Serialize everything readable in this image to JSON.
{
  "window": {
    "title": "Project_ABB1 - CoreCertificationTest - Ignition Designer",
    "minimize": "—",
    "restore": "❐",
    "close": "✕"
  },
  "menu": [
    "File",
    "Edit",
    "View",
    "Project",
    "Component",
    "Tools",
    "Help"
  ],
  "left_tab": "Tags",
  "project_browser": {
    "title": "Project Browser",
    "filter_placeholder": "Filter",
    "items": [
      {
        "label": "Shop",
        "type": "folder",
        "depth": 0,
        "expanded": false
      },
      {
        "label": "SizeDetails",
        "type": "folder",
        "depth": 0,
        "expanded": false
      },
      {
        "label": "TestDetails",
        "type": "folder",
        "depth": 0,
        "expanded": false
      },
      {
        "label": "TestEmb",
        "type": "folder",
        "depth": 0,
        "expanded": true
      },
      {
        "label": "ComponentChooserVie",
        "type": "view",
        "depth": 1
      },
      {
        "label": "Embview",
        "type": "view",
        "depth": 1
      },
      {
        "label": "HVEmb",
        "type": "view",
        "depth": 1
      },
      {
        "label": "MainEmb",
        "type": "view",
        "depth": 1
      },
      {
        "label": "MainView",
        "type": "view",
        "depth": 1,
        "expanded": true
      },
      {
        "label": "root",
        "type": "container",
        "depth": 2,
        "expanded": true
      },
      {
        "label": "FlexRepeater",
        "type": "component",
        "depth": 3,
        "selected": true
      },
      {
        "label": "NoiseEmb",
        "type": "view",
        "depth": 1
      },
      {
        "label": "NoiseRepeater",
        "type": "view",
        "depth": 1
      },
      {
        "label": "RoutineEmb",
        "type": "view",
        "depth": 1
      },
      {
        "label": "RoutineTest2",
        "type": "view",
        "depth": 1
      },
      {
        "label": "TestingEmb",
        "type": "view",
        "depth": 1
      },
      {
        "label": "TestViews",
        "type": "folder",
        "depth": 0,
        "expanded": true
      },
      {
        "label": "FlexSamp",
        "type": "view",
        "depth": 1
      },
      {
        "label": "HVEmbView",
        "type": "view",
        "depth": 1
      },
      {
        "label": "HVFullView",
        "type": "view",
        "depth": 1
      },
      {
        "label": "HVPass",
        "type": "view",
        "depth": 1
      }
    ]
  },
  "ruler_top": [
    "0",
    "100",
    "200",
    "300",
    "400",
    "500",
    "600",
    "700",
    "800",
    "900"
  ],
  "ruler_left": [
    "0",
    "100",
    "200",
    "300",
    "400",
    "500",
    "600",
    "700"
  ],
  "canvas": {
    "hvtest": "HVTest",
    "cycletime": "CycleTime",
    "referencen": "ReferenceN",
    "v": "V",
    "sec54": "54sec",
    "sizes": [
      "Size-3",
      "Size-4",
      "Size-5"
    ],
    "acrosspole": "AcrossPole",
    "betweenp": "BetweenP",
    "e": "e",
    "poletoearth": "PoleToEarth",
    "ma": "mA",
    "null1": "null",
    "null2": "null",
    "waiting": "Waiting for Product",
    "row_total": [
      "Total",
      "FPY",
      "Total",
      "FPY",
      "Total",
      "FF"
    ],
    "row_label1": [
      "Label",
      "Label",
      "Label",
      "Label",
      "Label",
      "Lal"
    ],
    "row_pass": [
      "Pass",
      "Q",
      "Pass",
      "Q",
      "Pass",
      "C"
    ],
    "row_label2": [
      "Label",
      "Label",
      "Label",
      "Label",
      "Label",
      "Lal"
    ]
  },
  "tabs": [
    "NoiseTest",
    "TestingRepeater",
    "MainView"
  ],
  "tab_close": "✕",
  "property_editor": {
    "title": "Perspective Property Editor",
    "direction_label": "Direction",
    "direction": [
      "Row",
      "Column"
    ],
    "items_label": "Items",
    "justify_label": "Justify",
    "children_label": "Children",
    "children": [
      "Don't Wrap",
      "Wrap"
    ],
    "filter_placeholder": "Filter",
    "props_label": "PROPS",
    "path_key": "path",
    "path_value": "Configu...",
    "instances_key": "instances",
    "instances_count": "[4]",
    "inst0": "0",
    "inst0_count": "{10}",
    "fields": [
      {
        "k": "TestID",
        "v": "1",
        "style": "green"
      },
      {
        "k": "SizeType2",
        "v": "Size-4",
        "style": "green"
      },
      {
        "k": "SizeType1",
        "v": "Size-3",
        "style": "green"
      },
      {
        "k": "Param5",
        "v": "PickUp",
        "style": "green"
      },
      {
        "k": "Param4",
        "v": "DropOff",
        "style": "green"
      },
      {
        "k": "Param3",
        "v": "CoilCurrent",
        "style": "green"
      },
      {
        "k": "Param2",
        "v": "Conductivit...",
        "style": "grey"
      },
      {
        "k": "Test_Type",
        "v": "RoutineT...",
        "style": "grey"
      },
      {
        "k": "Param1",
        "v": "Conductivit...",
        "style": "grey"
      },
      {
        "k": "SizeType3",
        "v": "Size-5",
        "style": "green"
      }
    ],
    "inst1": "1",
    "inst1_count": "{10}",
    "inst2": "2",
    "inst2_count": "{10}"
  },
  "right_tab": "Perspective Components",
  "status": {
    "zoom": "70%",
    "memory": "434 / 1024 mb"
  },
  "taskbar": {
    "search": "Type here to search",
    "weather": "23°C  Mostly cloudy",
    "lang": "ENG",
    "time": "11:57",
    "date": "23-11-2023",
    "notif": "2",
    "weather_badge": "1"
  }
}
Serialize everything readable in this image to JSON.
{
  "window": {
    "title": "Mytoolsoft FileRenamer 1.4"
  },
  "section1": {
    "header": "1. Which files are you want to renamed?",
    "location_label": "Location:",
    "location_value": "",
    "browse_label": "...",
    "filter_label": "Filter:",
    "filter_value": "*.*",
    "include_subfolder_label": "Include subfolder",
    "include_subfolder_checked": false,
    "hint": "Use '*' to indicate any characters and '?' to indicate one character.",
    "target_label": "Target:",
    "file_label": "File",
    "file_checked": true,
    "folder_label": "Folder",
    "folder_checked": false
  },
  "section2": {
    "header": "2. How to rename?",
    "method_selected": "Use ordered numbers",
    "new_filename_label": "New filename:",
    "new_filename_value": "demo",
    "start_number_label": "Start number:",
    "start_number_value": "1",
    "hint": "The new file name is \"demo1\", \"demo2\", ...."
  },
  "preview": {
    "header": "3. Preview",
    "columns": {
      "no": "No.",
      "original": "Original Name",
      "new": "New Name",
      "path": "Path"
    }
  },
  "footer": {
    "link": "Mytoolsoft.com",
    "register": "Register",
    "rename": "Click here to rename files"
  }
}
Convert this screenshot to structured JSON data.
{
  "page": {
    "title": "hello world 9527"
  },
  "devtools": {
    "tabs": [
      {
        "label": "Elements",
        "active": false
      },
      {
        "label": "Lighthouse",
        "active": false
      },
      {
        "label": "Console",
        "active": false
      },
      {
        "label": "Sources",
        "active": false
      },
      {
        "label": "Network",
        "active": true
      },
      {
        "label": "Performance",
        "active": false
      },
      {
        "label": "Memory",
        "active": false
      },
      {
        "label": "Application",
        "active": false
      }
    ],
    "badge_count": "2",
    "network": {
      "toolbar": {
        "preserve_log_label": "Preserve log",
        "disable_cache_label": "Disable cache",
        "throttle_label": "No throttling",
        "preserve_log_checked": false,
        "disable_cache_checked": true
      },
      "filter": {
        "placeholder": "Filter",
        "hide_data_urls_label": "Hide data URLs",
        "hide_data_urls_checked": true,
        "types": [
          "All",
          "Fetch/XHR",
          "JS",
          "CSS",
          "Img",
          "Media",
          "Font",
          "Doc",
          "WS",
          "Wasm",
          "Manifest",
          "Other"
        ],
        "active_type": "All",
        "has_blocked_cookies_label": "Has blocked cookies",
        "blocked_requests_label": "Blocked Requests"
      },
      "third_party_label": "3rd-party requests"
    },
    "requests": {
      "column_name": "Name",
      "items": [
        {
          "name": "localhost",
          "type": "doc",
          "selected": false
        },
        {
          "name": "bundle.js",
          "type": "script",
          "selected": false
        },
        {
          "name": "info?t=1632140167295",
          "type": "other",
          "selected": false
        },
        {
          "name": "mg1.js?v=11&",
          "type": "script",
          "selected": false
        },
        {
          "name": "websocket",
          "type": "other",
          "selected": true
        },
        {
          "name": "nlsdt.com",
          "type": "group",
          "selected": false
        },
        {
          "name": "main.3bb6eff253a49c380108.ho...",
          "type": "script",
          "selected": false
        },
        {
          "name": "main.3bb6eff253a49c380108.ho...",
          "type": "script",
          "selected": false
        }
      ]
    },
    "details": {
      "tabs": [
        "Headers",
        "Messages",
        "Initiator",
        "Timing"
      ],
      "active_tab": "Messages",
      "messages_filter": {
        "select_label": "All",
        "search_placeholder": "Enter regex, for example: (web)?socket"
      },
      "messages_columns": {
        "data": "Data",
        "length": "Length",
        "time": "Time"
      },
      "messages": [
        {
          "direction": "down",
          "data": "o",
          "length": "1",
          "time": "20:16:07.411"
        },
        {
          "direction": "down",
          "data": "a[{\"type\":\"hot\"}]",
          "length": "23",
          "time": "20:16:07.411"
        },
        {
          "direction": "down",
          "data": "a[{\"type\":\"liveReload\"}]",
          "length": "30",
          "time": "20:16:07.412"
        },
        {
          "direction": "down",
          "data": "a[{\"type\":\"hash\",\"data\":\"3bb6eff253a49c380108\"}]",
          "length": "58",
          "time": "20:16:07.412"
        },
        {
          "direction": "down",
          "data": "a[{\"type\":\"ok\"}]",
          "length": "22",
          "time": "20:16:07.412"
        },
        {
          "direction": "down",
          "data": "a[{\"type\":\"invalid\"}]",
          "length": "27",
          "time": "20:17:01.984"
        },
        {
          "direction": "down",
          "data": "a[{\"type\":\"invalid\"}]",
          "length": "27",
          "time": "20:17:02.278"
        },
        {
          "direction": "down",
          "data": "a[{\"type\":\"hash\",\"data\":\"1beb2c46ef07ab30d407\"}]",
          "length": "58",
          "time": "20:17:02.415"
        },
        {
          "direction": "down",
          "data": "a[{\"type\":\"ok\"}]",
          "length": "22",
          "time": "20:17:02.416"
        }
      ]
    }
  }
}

PROBLEM TO WORK ON
From the entries, copy out each line containing the word "here".

COMPLETED TASK
    "search": "Type here to search",
    "rename": "Click here to rename files"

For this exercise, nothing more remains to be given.